**作答說明:**
將神經隱式表面推導一段中，從「令 f_theta(x): R^3」起一直到「-v . grad_x(f),可透過最小二乘法求解權重更新 d_theta/dt。」止的全部文字重新寫出，並以「Jacobian 矩陣」替換其中的「雅可比矩陣」。

**原文節錄:**
◇ ◇ ◇ ◇ ◇

令 f_theta(x): R^3 -> R 為以權重 theta 參數化的神經隱式函數,其中表面 S 定義為 S = {x : f_theta(x) = 0}。給定速度場 v(x, t) 指定表面上各點的運動方式,經典等位面方程為 df/dt + v . grad(f) = 0。對於神經網路,我們有 df/dt = (df/d_theta) . (d_theta/dt),其中 df/d_theta 是網路輸出對權重的雅可比矩陣。代入並在表面上求值,得到線性系統 J(d_theta/dt) = -v . grad_x(f),可透過最小二乘法求解權重更新 d_theta/dt。
段落功能
核心推導——從經典等位面方程推導出權重更新規則。
邏輯角色
論文的理論核心:透過鏈式法則和代入,將表面演化問題轉化為線性代數問題。
論證技巧 / 潛在漏洞
推導過程邏輯嚴密,從 PDE 到線性系統的轉化清晰。但最小二乘解的品質取決於雅可比矩陣的條件數,病態情況可能導致不穩定的更新。

◇ ◇ ◇ ◇ ◇

**資料條目:**
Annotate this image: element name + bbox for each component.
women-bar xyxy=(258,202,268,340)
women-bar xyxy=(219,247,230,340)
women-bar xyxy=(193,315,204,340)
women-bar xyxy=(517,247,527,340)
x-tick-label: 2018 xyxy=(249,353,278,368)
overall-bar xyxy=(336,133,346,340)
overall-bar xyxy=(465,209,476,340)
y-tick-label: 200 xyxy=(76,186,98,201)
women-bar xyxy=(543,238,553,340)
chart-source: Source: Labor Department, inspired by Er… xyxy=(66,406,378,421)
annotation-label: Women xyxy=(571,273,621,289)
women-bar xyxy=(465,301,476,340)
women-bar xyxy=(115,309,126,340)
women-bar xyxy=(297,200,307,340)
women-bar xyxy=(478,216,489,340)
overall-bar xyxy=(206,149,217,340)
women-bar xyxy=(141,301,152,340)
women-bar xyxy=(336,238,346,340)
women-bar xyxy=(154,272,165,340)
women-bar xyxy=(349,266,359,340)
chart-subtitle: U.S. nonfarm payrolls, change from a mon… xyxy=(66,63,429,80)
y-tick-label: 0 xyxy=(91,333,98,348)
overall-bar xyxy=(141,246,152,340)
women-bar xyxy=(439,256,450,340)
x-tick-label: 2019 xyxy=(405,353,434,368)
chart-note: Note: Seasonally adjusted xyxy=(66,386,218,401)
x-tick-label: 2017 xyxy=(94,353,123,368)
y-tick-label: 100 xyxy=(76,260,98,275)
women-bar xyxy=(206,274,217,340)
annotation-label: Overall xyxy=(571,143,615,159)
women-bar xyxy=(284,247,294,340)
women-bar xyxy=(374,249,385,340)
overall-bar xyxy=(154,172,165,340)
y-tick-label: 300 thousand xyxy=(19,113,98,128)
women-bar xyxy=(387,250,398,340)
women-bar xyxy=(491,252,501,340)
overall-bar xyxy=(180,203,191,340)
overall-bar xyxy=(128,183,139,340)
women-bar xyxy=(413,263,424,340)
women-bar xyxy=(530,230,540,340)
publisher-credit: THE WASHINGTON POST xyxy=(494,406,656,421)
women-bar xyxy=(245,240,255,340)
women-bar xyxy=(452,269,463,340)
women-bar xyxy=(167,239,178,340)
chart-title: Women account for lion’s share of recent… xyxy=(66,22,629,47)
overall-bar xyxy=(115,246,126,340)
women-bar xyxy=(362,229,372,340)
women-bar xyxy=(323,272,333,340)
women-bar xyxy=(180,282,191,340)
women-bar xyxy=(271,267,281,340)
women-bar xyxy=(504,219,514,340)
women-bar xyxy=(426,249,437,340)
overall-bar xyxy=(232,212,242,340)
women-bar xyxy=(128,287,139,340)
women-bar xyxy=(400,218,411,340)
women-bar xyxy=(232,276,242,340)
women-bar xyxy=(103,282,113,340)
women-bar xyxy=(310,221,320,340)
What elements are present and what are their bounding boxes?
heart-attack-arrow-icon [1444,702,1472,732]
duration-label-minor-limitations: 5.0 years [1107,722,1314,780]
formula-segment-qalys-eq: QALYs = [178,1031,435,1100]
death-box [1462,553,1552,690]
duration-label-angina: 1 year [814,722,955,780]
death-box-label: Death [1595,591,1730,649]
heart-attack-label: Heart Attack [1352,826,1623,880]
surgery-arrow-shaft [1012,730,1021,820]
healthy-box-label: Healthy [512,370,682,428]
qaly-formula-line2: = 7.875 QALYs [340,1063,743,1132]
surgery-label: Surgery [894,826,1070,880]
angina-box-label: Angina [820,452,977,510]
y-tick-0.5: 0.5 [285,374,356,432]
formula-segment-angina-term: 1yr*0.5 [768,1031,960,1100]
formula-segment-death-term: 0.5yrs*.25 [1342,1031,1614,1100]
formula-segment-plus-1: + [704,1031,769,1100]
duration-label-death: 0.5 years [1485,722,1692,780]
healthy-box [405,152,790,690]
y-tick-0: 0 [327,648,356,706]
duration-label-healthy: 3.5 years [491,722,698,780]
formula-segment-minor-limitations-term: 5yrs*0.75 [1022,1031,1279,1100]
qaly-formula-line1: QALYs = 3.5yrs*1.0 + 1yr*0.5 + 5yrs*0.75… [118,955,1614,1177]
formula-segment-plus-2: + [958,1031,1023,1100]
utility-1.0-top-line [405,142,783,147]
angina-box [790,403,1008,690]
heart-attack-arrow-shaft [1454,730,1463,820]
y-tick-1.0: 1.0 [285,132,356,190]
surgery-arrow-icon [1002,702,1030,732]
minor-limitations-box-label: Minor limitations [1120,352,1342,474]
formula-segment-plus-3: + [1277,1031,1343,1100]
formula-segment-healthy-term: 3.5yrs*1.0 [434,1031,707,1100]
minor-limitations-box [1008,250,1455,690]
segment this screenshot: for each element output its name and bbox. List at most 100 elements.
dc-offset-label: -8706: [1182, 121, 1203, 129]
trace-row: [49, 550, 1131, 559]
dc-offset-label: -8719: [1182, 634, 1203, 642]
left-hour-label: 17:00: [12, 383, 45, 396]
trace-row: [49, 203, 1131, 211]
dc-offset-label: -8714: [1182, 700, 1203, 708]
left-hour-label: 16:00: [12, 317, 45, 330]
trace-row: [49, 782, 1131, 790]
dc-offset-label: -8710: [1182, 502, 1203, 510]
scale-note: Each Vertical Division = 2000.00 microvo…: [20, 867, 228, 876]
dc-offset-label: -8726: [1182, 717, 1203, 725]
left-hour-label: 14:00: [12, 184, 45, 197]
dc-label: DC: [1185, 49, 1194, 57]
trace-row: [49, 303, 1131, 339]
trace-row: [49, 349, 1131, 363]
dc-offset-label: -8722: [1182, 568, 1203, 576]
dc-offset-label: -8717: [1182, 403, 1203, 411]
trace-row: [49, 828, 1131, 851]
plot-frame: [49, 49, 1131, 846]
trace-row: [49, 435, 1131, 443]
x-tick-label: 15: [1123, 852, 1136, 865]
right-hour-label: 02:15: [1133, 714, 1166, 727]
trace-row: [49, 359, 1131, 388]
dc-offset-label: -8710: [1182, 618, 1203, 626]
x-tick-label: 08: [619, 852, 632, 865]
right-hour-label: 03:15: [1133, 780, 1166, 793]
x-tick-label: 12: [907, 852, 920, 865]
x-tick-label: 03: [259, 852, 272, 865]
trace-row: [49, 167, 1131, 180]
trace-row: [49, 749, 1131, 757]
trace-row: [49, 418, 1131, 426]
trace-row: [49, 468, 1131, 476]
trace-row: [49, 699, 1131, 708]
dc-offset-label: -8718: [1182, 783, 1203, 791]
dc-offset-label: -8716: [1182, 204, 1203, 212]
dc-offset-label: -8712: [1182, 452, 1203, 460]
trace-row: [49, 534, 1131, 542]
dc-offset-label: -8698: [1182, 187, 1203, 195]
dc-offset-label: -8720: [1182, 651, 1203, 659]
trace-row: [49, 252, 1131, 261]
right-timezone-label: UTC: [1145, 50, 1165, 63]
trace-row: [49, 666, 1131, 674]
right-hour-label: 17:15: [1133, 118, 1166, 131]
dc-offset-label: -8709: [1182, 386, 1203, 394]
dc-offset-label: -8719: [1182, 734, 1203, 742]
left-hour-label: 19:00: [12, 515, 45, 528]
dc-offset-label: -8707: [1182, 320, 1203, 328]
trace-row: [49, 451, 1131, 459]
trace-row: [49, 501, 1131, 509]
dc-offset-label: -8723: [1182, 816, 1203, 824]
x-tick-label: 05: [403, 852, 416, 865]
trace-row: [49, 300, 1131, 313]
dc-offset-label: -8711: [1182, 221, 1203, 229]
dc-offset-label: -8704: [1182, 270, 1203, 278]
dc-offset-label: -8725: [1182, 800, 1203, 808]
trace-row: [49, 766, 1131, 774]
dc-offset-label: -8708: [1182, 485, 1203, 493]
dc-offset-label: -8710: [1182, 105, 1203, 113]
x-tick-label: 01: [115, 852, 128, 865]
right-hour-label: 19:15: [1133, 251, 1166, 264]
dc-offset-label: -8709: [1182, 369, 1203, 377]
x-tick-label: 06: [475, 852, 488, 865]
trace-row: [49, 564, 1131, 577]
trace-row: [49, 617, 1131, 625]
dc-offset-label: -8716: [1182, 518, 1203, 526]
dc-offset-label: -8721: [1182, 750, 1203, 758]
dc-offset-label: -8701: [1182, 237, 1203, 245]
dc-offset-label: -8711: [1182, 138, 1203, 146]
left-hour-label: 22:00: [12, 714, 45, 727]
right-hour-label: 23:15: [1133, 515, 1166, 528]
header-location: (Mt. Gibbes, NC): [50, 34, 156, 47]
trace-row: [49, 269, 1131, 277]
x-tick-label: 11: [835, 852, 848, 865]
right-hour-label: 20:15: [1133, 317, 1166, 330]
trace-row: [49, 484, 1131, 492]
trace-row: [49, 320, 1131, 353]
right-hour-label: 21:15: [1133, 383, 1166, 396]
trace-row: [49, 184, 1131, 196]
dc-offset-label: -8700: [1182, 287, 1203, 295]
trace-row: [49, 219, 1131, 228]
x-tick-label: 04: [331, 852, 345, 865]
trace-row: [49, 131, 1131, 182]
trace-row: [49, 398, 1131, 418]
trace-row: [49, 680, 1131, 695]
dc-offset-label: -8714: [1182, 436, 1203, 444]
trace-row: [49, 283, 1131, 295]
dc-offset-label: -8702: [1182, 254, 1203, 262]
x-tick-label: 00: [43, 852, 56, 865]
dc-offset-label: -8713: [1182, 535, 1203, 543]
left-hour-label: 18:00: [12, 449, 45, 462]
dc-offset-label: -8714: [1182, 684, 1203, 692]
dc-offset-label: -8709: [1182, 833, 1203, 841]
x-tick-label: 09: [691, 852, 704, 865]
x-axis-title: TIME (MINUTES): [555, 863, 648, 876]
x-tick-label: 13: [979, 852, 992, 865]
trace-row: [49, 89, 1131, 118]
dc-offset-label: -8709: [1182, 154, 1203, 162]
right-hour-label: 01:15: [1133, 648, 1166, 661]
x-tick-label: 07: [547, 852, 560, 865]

◇ ◇ ◇ ◇ ◇

**參考答案:**
令 f_theta(x): R^3 -> R 為以權重 theta 參數化的神經隱式函數,其中表面 S 定義為 S = {x : f_theta(x) = 0}。給定速度場 v(x, t) 指定表面上各點的運動方式,經典等位面方程為 df/dt + v . grad(f) = 0。對於神經網路,我們有 df/dt = (df/d_theta) . (d_theta/dt),其中 df/d_theta 是網路輸出對權重的Jacobian 矩陣。代入並在表面上求值,得到線性系統 J(d_theta/dt) = -v . grad_x(f),可透過最小二乘法求解權重更新 d_theta/dt。